TASK GOAL:
Repeat the listing in full, preserving every character.

>>

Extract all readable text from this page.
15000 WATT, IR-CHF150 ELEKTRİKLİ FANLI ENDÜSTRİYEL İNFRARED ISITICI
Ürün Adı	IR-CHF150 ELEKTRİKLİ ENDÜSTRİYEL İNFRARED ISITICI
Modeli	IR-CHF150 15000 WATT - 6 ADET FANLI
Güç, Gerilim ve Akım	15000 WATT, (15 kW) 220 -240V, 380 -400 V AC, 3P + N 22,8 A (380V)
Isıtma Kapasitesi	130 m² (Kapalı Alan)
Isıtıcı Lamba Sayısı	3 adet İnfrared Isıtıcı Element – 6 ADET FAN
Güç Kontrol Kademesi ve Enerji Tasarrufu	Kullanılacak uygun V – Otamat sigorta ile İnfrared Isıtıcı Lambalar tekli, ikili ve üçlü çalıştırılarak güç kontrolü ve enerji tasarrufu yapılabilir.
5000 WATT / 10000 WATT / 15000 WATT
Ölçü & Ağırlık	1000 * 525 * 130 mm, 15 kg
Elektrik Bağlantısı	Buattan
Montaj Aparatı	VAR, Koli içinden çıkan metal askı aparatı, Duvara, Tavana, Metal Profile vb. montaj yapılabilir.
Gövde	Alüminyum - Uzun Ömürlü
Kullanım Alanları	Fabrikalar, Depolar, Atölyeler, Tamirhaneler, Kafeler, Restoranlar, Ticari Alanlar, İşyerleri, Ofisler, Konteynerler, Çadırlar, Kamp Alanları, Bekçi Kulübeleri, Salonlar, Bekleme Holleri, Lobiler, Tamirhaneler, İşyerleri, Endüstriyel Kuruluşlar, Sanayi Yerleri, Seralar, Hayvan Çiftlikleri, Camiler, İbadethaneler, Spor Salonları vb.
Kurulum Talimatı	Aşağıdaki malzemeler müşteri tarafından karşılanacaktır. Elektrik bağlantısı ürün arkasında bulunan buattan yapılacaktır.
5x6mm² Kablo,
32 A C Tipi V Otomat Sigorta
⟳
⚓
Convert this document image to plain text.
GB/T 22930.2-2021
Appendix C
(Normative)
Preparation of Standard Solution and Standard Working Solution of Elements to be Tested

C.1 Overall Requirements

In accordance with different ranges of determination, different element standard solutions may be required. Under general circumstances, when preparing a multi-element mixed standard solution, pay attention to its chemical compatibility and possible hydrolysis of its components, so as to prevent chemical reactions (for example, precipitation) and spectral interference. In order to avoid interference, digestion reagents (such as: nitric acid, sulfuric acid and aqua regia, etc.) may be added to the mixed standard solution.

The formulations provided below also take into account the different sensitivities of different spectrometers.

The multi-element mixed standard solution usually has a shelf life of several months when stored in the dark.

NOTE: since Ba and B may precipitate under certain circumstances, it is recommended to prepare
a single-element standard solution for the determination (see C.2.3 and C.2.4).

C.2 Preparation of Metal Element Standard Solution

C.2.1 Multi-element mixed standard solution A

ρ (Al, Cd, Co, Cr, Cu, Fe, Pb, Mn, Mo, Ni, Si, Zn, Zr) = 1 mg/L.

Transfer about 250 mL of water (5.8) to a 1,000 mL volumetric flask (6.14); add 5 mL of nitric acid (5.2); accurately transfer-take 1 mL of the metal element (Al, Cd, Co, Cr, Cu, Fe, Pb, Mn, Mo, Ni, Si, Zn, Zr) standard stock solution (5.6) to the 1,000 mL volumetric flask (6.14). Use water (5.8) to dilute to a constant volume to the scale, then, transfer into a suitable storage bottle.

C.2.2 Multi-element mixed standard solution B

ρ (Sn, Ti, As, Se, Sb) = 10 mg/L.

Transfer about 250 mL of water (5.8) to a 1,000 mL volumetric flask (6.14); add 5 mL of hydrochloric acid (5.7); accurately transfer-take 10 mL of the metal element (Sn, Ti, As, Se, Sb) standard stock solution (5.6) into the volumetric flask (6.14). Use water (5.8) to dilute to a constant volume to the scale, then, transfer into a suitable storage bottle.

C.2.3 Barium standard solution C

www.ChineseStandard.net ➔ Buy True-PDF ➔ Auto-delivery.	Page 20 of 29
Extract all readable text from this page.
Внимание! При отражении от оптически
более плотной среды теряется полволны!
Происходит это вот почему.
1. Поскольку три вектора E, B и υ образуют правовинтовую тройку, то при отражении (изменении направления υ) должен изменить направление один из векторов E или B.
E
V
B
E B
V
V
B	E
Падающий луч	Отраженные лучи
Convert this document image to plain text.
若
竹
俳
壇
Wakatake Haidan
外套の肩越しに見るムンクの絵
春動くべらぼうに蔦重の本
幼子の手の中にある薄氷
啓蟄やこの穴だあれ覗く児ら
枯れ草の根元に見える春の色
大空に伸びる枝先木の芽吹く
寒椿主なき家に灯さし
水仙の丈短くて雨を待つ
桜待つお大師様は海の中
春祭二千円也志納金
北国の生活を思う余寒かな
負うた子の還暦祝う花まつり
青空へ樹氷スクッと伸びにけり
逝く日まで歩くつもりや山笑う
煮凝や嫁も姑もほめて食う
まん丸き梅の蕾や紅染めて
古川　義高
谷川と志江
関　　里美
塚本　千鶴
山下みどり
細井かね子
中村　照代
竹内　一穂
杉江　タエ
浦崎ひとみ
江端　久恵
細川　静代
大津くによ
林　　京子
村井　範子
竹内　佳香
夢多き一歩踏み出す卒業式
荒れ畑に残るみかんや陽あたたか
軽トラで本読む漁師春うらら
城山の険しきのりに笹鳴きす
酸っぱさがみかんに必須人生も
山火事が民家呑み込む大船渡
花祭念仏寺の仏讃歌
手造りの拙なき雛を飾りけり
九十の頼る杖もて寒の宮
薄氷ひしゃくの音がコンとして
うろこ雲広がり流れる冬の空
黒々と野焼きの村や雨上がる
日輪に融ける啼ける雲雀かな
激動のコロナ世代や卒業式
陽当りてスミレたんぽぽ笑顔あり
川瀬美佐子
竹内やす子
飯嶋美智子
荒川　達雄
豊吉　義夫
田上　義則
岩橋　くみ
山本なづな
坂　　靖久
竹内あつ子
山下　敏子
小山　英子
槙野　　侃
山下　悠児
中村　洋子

<<

TASK OUTPUT:
Extract all readable text from this page.
15000 WATT, IR-CHF150 ELEKTRİKLİ FANLI ENDÜSTRİYEL İNFRARED ISITICI
Ürün Adı	IR-CHF150 ELEKTRİKLİ ENDÜSTRİYEL İNFRARED ISITICI
Modeli	IR-CHF150 15000 WATT - 6 ADET FANLI
Güç, Gerilim ve Akım	15000 WATT, (15 kW) 220 -240V, 380 -400 V AC, 3P + N 22,8 A (380V)
Isıtma Kapasitesi	130 m² (Kapalı Alan)
Isıtıcı Lamba Sayısı	3 adet İnfrared Isıtıcı Element – 6 ADET FAN
Güç Kontrol Kademesi ve Enerji Tasarrufu	Kullanılacak uygun V – Otamat sigorta ile İnfrared Isıtıcı Lambalar tekli, ikili ve üçlü çalıştırılarak güç kontrolü ve enerji tasarrufu yapılabilir.
5000 WATT / 10000 WATT / 15000 WATT
Ölçü & Ağırlık	1000 * 525 * 130 mm, 15 kg
Elektrik Bağlantısı	Buattan
Montaj Aparatı	VAR, Koli içinden çıkan metal askı aparatı, Duvara, Tavana, Metal Profile vb. montaj yapılabilir.
Gövde	Alüminyum - Uzun Ömürlü
Kullanım Alanları	Fabrikalar, Depolar, Atölyeler, Tamirhaneler, Kafeler, Restoranlar, Ticari Alanlar, İşyerleri, Ofisler, Konteynerler, Çadırlar, Kamp Alanları, Bekçi Kulübeleri, Salonlar, Bekleme Holleri, Lobiler, Tamirhaneler, İşyerleri, Endüstriyel Kuruluşlar, Sanayi Yerleri, Seralar, Hayvan Çiftlikleri, Camiler, İbadethaneler, Spor Salonları vb.
Kurulum Talimatı	Aşağıdaki malzemeler müşteri tarafından karşılanacaktır. Elektrik bağlantısı ürün arkasında bulunan buattan yapılacaktır.
5x6mm² Kablo,
32 A C Tipi V Otomat Sigorta
⟳
⚓
Convert this document image to plain text.
GB/T 22930.2-2021
Appendix C
(Normative)
Preparation of Standard Solution and Standard Working Solution of Elements to be Tested

C.1 Overall Requirements

In accordance with different ranges of determination, different element standard solutions may be required. Under general circumstances, when preparing a multi-element mixed standard solution, pay attention to its chemical compatibility and possible hydrolysis of its components, so as to prevent chemical reactions (for example, precipitation) and spectral interference. In order to avoid interference, digestion reagents (such as: nitric acid, sulfuric acid and aqua regia, etc.) may be added to the mixed standard solution.

The formulations provided below also take into account the different sensitivities of different spectrometers.

The multi-element mixed standard solution usually has a shelf life of several months when stored in the dark.

NOTE: since Ba and B may precipitate under certain circumstances, it is recommended to prepare
a single-element standard solution for the determination (see C.2.3 and C.2.4).

C.2 Preparation of Metal Element Standard Solution

C.2.1 Multi-element mixed standard solution A

ρ (Al, Cd, Co, Cr, Cu, Fe, Pb, Mn, Mo, Ni, Si, Zn, Zr) = 1 mg/L.

Transfer about 250 mL of water (5.8) to a 1,000 mL volumetric flask (6.14); add 5 mL of nitric acid (5.2); accurately transfer-take 1 mL of the metal element (Al, Cd, Co, Cr, Cu, Fe, Pb, Mn, Mo, Ni, Si, Zn, Zr) standard stock solution (5.6) to the 1,000 mL volumetric flask (6.14). Use water (5.8) to dilute to a constant volume to the scale, then, transfer into a suitable storage bottle.

C.2.2 Multi-element mixed standard solution B

ρ (Sn, Ti, As, Se, Sb) = 10 mg/L.

Transfer about 250 mL of water (5.8) to a 1,000 mL volumetric flask (6.14); add 5 mL of hydrochloric acid (5.7); accurately transfer-take 10 mL of the metal element (Sn, Ti, As, Se, Sb) standard stock solution (5.6) into the volumetric flask (6.14). Use water (5.8) to dilute to a constant volume to the scale, then, transfer into a suitable storage bottle.

C.2.3 Barium standard solution C

www.ChineseStandard.net ➔ Buy True-PDF ➔ Auto-delivery.	Page 20 of 29
Extract all readable text from this page.
Внимание! При отражении от оптически
более плотной среды теряется полволны!
Происходит это вот почему.
1. Поскольку три вектора E, B и υ образуют правовинтовую тройку, то при отражении (изменении направления υ) должен изменить направление один из векторов E или B.
E
V
B
E B
V
V
B	E
Падающий луч	Отраженные лучи
Convert this document image to plain text.
若
竹
俳
壇
Wakatake Haidan
外套の肩越しに見るムンクの絵
春動くべらぼうに蔦重の本
幼子の手の中にある薄氷
啓蟄やこの穴だあれ覗く児ら
枯れ草の根元に見える春の色
大空に伸びる枝先木の芽吹く
寒椿主なき家に灯さし
水仙の丈短くて雨を待つ
桜待つお大師様は海の中
春祭二千円也志納金
北国の生活を思う余寒かな
負うた子の還暦祝う花まつり
青空へ樹氷スクッと伸びにけり
逝く日まで歩くつもりや山笑う
煮凝や嫁も姑もほめて食う
まん丸き梅の蕾や紅染めて
古川　義高
谷川と志江
関　　里美
塚本　千鶴
山下みどり
細井かね子
中村　照代
竹内　一穂
杉江　タエ
浦崎ひとみ
江端　久恵
細川　静代
大津くによ
林　　京子
村井　範子
竹内　佳香
夢多き一歩踏み出す卒業式
荒れ畑に残るみかんや陽あたたか
軽トラで本読む漁師春うらら
城山の険しきのりに笹鳴きす
酸っぱさがみかんに必須人生も
山火事が民家呑み込む大船渡
花祭念仏寺の仏讃歌
手造りの拙なき雛を飾りけり
九十の頼る杖もて寒の宮
薄氷ひしゃくの音がコンとして
うろこ雲広がり流れる冬の空
黒々と野焼きの村や雨上がる
日輪に融ける啼ける雲雀かな
激動のコロナ世代や卒業式
陽当りてスミレたんぽぽ笑顔あり
川瀬美佐子
竹内やす子
飯嶋美智子
荒川　達雄
豊吉　義夫
田上　義則
岩橋　くみ
山本なづな
坂　　靖久
竹内あつ子
山下　敏子
小山　英子
槙野　　侃
山下　悠児
中村　洋子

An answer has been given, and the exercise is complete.